Set task >>
Set down the records once more, please, exactly and with the pictures left out.

[Stored entries]
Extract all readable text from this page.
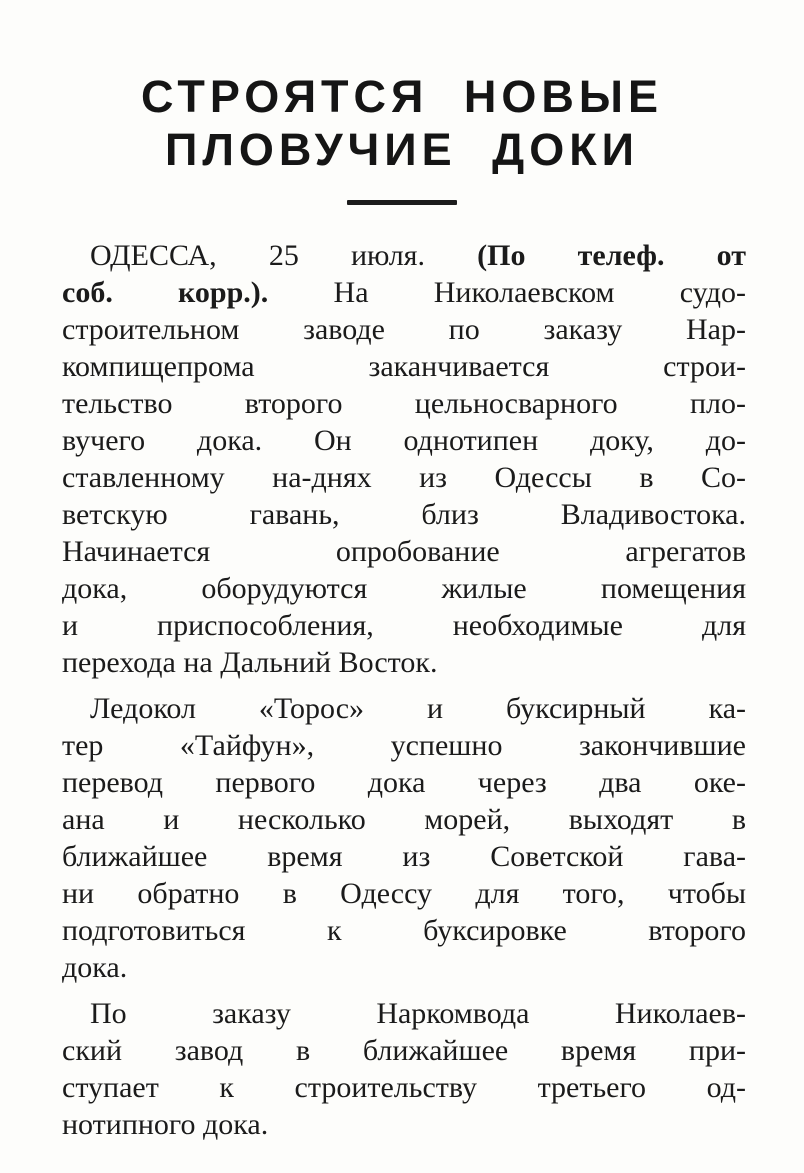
СТРОЯТСЯ НОВЫЕ
ПЛОВУЧИЕ ДОКИ

ОДЕССА, 25 июля. (По телеф. от
соб. корр.). На Николаевском судо-
строительном заводе по заказу Нар-
компищепрома заканчивается строи-
тельство второго цельносварного пло-
вучего дока. Он однотипен доку, до-
ставленному на-днях из Одессы в Со-
ветскую гавань, близ Владивостока.
Начинается опробование агрегатов
дока, оборудуются жилые помещения
и приспособления, необходимые для
перехода на Дальний Восток.

Ледокол «Торос» и буксирный ка-
тер «Тайфун», успешно закончившие
перевод первого дока через два оке-
ана и несколько морей, выходят в
ближайшее время из Советской гава-
ни обратно в Одессу для того, чтобы
подготовиться к буксировке второго
дока.

По заказу Наркомвода Николаев-
ский завод в ближайшее время при-
ступает к строительству третьего од-
нотипного дока.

Solution >>
Extract all readable text from this page.
СТРОЯТСЯ НОВЫЕ
ПЛОВУЧИЕ ДОКИ

ОДЕССА, 25 июля. (По телеф. от
соб. корр.). На Николаевском судо-
строительном заводе по заказу Нар-
компищепрома заканчивается строи-
тельство второго цельносварного пло-
вучего дока. Он однотипен доку, до-
ставленному на-днях из Одессы в Со-
ветскую гавань, близ Владивостока.
Начинается опробование агрегатов
дока, оборудуются жилые помещения
и приспособления, необходимые для
перехода на Дальний Восток.

Ледокол «Торос» и буксирный ка-
тер «Тайфун», успешно закончившие
перевод первого дока через два оке-
ана и несколько морей, выходят в
ближайшее время из Советской гава-
ни обратно в Одессу для того, чтобы
подготовиться к буксировке второго
дока.

По заказу Наркомвода Николаев-
ский завод в ближайшее время при-
ступает к строительству третьего од-
нотипного дока.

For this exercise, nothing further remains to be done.